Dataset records
"""
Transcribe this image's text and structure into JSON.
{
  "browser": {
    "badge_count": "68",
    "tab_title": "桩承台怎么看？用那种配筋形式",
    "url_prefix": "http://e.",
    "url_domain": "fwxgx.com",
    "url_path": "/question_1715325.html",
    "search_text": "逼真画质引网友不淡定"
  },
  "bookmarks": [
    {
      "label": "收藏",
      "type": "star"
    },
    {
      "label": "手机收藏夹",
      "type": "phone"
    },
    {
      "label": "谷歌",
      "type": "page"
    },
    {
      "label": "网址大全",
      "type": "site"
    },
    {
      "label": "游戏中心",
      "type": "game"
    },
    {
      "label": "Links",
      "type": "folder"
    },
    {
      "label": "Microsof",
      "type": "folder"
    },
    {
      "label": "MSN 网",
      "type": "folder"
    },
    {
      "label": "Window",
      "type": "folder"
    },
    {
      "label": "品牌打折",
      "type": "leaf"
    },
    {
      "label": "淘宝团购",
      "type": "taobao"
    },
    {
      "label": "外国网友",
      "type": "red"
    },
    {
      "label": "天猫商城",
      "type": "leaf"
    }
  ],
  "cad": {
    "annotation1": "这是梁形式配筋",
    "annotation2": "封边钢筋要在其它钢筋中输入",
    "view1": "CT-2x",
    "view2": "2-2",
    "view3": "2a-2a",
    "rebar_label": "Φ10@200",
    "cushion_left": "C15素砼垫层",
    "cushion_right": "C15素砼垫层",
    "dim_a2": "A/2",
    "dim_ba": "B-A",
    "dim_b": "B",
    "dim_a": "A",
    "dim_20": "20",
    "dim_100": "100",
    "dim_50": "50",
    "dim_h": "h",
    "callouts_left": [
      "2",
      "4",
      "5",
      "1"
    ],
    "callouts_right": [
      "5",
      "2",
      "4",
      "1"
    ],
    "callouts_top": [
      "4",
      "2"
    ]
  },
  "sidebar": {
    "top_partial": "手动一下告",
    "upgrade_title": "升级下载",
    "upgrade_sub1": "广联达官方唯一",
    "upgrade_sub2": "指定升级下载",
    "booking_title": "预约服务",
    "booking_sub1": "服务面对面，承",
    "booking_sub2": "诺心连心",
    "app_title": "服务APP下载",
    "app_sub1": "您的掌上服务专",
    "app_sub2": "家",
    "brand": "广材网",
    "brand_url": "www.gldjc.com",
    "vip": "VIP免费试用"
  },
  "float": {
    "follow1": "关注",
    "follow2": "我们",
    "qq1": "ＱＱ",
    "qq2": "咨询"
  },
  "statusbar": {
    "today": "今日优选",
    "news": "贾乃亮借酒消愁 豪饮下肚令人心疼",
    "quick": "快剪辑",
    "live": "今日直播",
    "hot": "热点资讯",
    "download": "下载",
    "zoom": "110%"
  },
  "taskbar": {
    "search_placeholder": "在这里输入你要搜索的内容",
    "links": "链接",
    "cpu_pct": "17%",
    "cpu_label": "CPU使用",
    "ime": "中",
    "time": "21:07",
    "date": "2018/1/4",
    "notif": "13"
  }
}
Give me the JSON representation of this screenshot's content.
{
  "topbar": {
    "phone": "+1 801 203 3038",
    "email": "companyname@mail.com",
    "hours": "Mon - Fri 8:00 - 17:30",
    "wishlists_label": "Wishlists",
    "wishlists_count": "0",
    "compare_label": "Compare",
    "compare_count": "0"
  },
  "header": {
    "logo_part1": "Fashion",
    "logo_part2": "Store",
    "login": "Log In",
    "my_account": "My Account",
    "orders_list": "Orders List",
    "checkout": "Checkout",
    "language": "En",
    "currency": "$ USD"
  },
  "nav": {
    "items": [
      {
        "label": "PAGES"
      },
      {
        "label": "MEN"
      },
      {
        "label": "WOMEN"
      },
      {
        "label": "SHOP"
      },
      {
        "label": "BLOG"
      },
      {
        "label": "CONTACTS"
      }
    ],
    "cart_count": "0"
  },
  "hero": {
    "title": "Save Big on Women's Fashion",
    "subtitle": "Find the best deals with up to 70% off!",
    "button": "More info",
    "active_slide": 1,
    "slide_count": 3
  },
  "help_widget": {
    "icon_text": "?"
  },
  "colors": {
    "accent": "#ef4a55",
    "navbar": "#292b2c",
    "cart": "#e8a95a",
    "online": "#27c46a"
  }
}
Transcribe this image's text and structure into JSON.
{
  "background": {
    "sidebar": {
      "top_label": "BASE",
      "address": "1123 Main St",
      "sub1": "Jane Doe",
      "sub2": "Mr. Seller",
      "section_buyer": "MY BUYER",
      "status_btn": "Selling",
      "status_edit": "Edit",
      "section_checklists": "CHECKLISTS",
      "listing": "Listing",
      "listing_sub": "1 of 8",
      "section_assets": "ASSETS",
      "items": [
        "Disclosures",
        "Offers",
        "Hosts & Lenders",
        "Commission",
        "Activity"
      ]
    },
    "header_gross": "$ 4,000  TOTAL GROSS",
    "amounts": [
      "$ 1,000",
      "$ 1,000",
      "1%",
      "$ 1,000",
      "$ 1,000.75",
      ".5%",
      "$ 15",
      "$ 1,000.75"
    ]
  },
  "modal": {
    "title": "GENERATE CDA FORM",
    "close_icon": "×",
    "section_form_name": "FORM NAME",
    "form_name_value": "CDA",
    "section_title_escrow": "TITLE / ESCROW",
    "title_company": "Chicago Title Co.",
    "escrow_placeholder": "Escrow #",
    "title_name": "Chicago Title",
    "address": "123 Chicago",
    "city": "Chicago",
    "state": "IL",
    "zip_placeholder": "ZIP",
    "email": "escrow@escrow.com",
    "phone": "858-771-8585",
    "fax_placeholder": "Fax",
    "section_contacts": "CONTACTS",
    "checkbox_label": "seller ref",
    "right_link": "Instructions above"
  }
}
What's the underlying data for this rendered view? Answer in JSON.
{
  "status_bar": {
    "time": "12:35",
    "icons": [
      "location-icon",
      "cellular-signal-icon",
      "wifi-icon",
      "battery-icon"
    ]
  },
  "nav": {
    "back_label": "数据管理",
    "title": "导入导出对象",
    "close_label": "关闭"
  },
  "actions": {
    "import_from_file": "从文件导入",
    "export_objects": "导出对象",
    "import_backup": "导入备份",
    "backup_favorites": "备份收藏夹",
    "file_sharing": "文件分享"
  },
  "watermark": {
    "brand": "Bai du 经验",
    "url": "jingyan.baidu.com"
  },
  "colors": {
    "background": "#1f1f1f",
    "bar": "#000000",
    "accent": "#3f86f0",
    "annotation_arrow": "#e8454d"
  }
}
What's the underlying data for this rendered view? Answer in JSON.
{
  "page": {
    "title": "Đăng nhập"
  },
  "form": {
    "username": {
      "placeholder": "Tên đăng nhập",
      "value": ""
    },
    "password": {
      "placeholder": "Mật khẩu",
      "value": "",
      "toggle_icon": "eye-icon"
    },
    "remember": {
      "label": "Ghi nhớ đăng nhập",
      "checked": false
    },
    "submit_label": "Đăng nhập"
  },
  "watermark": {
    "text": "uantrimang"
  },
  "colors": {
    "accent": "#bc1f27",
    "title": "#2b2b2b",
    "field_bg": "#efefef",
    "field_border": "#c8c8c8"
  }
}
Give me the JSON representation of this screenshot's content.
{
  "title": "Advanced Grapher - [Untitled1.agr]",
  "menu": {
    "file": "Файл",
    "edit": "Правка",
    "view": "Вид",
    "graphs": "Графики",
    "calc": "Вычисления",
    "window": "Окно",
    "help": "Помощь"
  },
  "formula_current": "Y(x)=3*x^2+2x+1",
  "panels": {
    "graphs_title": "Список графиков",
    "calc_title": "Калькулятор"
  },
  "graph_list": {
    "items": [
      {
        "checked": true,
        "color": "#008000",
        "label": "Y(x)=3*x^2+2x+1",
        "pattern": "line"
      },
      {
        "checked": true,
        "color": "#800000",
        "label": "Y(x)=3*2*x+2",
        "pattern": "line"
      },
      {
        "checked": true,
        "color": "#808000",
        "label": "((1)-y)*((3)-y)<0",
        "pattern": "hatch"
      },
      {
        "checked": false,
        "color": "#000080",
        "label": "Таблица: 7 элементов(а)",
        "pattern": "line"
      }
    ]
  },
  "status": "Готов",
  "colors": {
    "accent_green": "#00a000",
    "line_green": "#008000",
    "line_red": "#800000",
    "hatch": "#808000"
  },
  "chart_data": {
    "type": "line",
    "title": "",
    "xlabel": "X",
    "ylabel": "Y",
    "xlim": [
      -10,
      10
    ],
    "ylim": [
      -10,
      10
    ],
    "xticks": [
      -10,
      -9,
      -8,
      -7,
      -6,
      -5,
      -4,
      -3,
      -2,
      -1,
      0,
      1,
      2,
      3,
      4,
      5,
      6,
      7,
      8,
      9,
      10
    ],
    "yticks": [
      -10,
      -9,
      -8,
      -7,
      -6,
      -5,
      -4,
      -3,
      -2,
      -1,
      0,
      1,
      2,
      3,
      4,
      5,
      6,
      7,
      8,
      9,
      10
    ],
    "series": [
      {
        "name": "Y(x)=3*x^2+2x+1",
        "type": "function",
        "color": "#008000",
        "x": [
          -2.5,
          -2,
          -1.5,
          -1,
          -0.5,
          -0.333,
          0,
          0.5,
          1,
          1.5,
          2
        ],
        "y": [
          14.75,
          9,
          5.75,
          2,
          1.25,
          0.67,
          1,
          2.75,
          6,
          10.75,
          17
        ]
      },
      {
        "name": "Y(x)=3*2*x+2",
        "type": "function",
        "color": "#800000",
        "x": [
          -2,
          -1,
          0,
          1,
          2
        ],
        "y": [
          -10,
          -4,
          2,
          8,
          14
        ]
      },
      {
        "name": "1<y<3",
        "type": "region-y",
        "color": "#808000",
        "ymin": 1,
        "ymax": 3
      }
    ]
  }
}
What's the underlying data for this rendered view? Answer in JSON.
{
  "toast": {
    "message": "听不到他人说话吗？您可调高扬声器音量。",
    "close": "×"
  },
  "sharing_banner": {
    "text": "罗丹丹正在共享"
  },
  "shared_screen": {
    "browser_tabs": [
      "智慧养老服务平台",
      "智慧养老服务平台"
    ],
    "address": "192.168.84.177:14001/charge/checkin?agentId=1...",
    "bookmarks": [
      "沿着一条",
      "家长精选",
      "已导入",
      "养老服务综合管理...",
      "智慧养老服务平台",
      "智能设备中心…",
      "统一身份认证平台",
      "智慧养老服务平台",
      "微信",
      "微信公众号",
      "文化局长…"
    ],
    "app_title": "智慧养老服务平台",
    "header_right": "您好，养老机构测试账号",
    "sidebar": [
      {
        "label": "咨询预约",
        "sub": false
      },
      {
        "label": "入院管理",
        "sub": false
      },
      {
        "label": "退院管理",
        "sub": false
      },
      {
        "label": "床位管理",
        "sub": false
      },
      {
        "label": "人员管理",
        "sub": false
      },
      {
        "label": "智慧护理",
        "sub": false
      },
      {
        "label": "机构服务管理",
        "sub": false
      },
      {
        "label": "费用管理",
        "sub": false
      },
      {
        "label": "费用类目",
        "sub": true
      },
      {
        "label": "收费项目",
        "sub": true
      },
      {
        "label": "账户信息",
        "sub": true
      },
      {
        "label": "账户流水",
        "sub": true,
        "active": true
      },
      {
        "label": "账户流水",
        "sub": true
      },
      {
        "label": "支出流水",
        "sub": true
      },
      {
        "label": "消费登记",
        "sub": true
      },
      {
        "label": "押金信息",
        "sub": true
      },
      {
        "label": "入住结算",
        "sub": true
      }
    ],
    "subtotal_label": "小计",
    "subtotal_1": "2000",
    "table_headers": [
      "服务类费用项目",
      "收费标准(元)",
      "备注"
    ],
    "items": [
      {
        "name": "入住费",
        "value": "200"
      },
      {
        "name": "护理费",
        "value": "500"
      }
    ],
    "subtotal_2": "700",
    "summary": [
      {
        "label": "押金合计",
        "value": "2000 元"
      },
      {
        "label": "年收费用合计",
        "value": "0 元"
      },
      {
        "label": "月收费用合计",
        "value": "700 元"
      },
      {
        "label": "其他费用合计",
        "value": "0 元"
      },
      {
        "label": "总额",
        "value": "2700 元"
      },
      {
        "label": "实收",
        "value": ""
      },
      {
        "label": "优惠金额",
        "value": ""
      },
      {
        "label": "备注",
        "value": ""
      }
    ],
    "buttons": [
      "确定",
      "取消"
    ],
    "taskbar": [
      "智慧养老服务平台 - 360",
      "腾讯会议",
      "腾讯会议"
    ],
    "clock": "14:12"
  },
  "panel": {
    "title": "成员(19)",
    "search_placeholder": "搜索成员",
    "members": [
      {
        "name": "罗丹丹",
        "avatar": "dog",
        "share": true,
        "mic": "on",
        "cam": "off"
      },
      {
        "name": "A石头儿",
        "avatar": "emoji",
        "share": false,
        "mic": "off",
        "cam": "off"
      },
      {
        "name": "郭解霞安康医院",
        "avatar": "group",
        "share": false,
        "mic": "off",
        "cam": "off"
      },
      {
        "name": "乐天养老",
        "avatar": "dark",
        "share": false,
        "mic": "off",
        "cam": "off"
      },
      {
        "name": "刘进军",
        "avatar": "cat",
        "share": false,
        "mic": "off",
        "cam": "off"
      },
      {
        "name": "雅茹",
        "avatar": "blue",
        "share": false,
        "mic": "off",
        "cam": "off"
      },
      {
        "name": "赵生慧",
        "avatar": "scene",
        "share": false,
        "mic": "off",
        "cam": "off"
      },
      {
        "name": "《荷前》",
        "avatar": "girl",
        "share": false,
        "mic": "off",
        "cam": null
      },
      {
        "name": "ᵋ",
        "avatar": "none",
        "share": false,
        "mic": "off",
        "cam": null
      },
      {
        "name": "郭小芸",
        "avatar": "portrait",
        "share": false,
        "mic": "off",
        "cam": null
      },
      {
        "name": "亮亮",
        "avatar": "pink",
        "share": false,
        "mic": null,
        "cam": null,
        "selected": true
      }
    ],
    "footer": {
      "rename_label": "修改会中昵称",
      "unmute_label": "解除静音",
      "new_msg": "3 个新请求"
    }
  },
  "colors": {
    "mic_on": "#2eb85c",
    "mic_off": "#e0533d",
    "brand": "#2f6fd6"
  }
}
"""
**What to produce**
Collect the lines of the data that carry the word "address".

**The solution**
      "address": "1123 Main St",
    "address": "123 Chicago",
    "address": "192.168.84.177:14001/charge/checkin?agentId=1...",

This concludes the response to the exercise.